- **WHAT IS REQUIRED**: Write out every entry exactly as it stands.

- **RECORDS SUPPLIED**:

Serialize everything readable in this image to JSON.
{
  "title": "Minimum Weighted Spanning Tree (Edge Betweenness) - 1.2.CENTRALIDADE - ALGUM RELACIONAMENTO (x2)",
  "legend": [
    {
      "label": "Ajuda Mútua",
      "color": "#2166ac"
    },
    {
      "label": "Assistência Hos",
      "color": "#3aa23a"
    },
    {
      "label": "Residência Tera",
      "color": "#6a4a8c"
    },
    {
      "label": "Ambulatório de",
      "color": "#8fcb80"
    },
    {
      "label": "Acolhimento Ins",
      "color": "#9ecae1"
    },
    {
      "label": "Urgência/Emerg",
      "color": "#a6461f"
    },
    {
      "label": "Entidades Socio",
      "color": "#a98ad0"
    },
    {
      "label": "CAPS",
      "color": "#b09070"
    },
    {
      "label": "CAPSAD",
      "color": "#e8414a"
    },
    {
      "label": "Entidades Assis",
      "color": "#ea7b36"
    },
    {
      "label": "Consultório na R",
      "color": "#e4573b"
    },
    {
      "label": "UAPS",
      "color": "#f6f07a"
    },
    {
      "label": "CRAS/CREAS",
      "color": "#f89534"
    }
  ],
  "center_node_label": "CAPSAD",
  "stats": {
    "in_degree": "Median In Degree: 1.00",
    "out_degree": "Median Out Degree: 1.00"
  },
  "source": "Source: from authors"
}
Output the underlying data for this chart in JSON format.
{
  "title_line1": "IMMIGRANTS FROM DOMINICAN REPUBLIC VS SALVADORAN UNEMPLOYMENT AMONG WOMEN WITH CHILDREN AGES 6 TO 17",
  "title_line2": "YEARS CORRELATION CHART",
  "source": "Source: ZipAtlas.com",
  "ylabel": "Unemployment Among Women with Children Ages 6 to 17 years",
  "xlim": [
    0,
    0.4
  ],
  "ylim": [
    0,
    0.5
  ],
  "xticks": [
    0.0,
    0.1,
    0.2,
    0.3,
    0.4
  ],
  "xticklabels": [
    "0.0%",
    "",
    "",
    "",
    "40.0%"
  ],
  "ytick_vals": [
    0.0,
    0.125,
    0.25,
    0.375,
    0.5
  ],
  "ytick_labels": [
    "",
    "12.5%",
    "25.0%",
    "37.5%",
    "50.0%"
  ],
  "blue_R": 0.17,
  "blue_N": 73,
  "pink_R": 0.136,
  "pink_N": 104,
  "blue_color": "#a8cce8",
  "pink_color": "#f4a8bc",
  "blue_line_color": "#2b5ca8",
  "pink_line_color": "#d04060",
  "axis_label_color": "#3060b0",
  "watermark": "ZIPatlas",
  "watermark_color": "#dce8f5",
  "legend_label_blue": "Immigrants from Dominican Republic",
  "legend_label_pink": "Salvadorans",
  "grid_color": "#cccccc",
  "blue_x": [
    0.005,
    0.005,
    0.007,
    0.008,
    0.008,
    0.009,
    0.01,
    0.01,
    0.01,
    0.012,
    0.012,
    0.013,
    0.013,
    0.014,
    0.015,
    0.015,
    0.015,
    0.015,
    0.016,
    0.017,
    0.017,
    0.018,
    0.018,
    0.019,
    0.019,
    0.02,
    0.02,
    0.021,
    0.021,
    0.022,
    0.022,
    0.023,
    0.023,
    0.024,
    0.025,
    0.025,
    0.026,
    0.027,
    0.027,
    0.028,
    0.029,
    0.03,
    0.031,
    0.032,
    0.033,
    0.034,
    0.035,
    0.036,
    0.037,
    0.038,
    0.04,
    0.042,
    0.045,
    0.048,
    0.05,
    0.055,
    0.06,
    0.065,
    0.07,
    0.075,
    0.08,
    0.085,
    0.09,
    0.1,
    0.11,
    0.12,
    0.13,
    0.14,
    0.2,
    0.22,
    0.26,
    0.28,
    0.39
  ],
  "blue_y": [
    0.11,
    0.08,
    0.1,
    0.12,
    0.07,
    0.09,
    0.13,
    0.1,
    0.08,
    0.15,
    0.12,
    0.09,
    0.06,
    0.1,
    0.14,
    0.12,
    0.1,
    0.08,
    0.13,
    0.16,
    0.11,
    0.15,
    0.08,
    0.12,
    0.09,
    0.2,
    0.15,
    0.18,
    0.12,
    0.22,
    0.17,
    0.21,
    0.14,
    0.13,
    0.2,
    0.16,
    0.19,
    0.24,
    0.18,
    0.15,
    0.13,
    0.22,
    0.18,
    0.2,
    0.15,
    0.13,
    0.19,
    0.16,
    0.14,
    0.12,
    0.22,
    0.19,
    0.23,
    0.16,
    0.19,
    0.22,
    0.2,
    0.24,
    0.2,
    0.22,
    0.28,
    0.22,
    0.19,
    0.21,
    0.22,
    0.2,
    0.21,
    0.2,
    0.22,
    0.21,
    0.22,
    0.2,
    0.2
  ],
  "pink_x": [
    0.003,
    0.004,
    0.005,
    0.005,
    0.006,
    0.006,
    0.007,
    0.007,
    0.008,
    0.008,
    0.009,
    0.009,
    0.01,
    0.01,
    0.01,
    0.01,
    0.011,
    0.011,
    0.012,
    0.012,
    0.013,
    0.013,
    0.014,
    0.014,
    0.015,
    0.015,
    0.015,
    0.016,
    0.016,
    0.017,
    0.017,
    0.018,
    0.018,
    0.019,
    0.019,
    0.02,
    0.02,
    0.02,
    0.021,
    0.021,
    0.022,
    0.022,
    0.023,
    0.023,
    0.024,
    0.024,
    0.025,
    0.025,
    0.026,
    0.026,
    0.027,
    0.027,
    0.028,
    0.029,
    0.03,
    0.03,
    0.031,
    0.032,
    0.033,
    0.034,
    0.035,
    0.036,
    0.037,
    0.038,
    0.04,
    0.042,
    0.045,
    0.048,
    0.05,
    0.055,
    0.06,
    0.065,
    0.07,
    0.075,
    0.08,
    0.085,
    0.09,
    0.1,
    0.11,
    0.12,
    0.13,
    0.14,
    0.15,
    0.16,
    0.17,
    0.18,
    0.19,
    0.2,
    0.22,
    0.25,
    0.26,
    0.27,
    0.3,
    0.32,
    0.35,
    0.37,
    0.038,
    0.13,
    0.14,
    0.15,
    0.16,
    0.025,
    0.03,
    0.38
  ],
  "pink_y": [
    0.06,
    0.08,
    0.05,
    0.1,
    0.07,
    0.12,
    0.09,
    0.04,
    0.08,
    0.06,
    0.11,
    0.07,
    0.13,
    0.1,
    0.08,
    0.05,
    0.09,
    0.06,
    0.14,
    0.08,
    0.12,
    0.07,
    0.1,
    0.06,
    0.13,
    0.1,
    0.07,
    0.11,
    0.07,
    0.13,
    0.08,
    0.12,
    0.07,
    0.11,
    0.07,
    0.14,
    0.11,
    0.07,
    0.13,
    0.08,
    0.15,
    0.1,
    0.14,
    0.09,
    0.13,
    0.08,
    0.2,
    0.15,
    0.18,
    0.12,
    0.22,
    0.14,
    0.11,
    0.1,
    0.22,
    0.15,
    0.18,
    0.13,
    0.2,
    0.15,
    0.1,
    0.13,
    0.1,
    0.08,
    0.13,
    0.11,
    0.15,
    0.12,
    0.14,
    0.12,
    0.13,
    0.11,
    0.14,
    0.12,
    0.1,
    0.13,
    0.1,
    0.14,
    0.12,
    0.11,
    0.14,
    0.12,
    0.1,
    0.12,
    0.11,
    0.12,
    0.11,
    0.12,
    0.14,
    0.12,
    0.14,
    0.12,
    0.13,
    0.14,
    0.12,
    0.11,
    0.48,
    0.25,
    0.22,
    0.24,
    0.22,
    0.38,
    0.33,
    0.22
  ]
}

- **SOLUTION TO THIS TASK**:
Serialize everything readable in this image to JSON.
{
  "title": "Minimum Weighted Spanning Tree (Edge Betweenness) - 1.2.CENTRALIDADE - ALGUM RELACIONAMENTO (x2)",
  "legend": [
    {
      "label": "Ajuda Mútua",
      "color": "#2166ac"
    },
    {
      "label": "Assistência Hos",
      "color": "#3aa23a"
    },
    {
      "label": "Residência Tera",
      "color": "#6a4a8c"
    },
    {
      "label": "Ambulatório de",
      "color": "#8fcb80"
    },
    {
      "label": "Acolhimento Ins",
      "color": "#9ecae1"
    },
    {
      "label": "Urgência/Emerg",
      "color": "#a6461f"
    },
    {
      "label": "Entidades Socio",
      "color": "#a98ad0"
    },
    {
      "label": "CAPS",
      "color": "#b09070"
    },
    {
      "label": "CAPSAD",
      "color": "#e8414a"
    },
    {
      "label": "Entidades Assis",
      "color": "#ea7b36"
    },
    {
      "label": "Consultório na R",
      "color": "#e4573b"
    },
    {
      "label": "UAPS",
      "color": "#f6f07a"
    },
    {
      "label": "CRAS/CREAS",
      "color": "#f89534"
    }
  ],
  "center_node_label": "CAPSAD",
  "stats": {
    "in_degree": "Median In Degree: 1.00",
    "out_degree": "Median Out Degree: 1.00"
  },
  "source": "Source: from authors"
}
Output the underlying data for this chart in JSON format.
{
  "title_line1": "IMMIGRANTS FROM DOMINICAN REPUBLIC VS SALVADORAN UNEMPLOYMENT AMONG WOMEN WITH CHILDREN AGES 6 TO 17",
  "title_line2": "YEARS CORRELATION CHART",
  "source": "Source: ZipAtlas.com",
  "ylabel": "Unemployment Among Women with Children Ages 6 to 17 years",
  "xlim": [
    0,
    0.4
  ],
  "ylim": [
    0,
    0.5
  ],
  "xticks": [
    0.0,
    0.1,
    0.2,
    0.3,
    0.4
  ],
  "xticklabels": [
    "0.0%",
    "",
    "",
    "",
    "40.0%"
  ],
  "ytick_vals": [
    0.0,
    0.125,
    0.25,
    0.375,
    0.5
  ],
  "ytick_labels": [
    "",
    "12.5%",
    "25.0%",
    "37.5%",
    "50.0%"
  ],
  "blue_R": 0.17,
  "blue_N": 73,
  "pink_R": 0.136,
  "pink_N": 104,
  "blue_color": "#a8cce8",
  "pink_color": "#f4a8bc",
  "blue_line_color": "#2b5ca8",
  "pink_line_color": "#d04060",
  "axis_label_color": "#3060b0",
  "watermark": "ZIPatlas",
  "watermark_color": "#dce8f5",
  "legend_label_blue": "Immigrants from Dominican Republic",
  "legend_label_pink": "Salvadorans",
  "grid_color": "#cccccc",
  "blue_x": [
    0.005,
    0.005,
    0.007,
    0.008,
    0.008,
    0.009,
    0.01,
    0.01,
    0.01,
    0.012,
    0.012,
    0.013,
    0.013,
    0.014,
    0.015,
    0.015,
    0.015,
    0.015,
    0.016,
    0.017,
    0.017,
    0.018,
    0.018,
    0.019,
    0.019,
    0.02,
    0.02,
    0.021,
    0.021,
    0.022,
    0.022,
    0.023,
    0.023,
    0.024,
    0.025,
    0.025,
    0.026,
    0.027,
    0.027,
    0.028,
    0.029,
    0.03,
    0.031,
    0.032,
    0.033,
    0.034,
    0.035,
    0.036,
    0.037,
    0.038,
    0.04,
    0.042,
    0.045,
    0.048,
    0.05,
    0.055,
    0.06,
    0.065,
    0.07,
    0.075,
    0.08,
    0.085,
    0.09,
    0.1,
    0.11,
    0.12,
    0.13,
    0.14,
    0.2,
    0.22,
    0.26,
    0.28,
    0.39
  ],
  "blue_y": [
    0.11,
    0.08,
    0.1,
    0.12,
    0.07,
    0.09,
    0.13,
    0.1,
    0.08,
    0.15,
    0.12,
    0.09,
    0.06,
    0.1,
    0.14,
    0.12,
    0.1,
    0.08,
    0.13,
    0.16,
    0.11,
    0.15,
    0.08,
    0.12,
    0.09,
    0.2,
    0.15,
    0.18,
    0.12,
    0.22,
    0.17,
    0.21,
    0.14,
    0.13,
    0.2,
    0.16,
    0.19,
    0.24,
    0.18,
    0.15,
    0.13,
    0.22,
    0.18,
    0.2,
    0.15,
    0.13,
    0.19,
    0.16,
    0.14,
    0.12,
    0.22,
    0.19,
    0.23,
    0.16,
    0.19,
    0.22,
    0.2,
    0.24,
    0.2,
    0.22,
    0.28,
    0.22,
    0.19,
    0.21,
    0.22,
    0.2,
    0.21,
    0.2,
    0.22,
    0.21,
    0.22,
    0.2,
    0.2
  ],
  "pink_x": [
    0.003,
    0.004,
    0.005,
    0.005,
    0.006,
    0.006,
    0.007,
    0.007,
    0.008,
    0.008,
    0.009,
    0.009,
    0.01,
    0.01,
    0.01,
    0.01,
    0.011,
    0.011,
    0.012,
    0.012,
    0.013,
    0.013,
    0.014,
    0.014,
    0.015,
    0.015,
    0.015,
    0.016,
    0.016,
    0.017,
    0.017,
    0.018,
    0.018,
    0.019,
    0.019,
    0.02,
    0.02,
    0.02,
    0.021,
    0.021,
    0.022,
    0.022,
    0.023,
    0.023,
    0.024,
    0.024,
    0.025,
    0.025,
    0.026,
    0.026,
    0.027,
    0.027,
    0.028,
    0.029,
    0.03,
    0.03,
    0.031,
    0.032,
    0.033,
    0.034,
    0.035,
    0.036,
    0.037,
    0.038,
    0.04,
    0.042,
    0.045,
    0.048,
    0.05,
    0.055,
    0.06,
    0.065,
    0.07,
    0.075,
    0.08,
    0.085,
    0.09,
    0.1,
    0.11,
    0.12,
    0.13,
    0.14,
    0.15,
    0.16,
    0.17,
    0.18,
    0.19,
    0.2,
    0.22,
    0.25,
    0.26,
    0.27,
    0.3,
    0.32,
    0.35,
    0.37,
    0.038,
    0.13,
    0.14,
    0.15,
    0.16,
    0.025,
    0.03,
    0.38
  ],
  "pink_y": [
    0.06,
    0.08,
    0.05,
    0.1,
    0.07,
    0.12,
    0.09,
    0.04,
    0.08,
    0.06,
    0.11,
    0.07,
    0.13,
    0.1,
    0.08,
    0.05,
    0.09,
    0.06,
    0.14,
    0.08,
    0.12,
    0.07,
    0.1,
    0.06,
    0.13,
    0.1,
    0.07,
    0.11,
    0.07,
    0.13,
    0.08,
    0.12,
    0.07,
    0.11,
    0.07,
    0.14,
    0.11,
    0.07,
    0.13,
    0.08,
    0.15,
    0.1,
    0.14,
    0.09,
    0.13,
    0.08,
    0.2,
    0.15,
    0.18,
    0.12,
    0.22,
    0.14,
    0.11,
    0.1,
    0.22,
    0.15,
    0.18,
    0.13,
    0.2,
    0.15,
    0.1,
    0.13,
    0.1,
    0.08,
    0.13,
    0.11,
    0.15,
    0.12,
    0.14,
    0.12,
    0.13,
    0.11,
    0.14,
    0.12,
    0.1,
    0.13,
    0.1,
    0.14,
    0.12,
    0.11,
    0.14,
    0.12,
    0.1,
    0.12,
    0.11,
    0.12,
    0.11,
    0.12,
    0.14,
    0.12,
    0.14,
    0.12,
    0.13,
    0.14,
    0.12,
    0.11,
    0.48,
    0.25,
    0.22,
    0.24,
    0.22,
    0.38,
    0.33,
    0.22
  ]
}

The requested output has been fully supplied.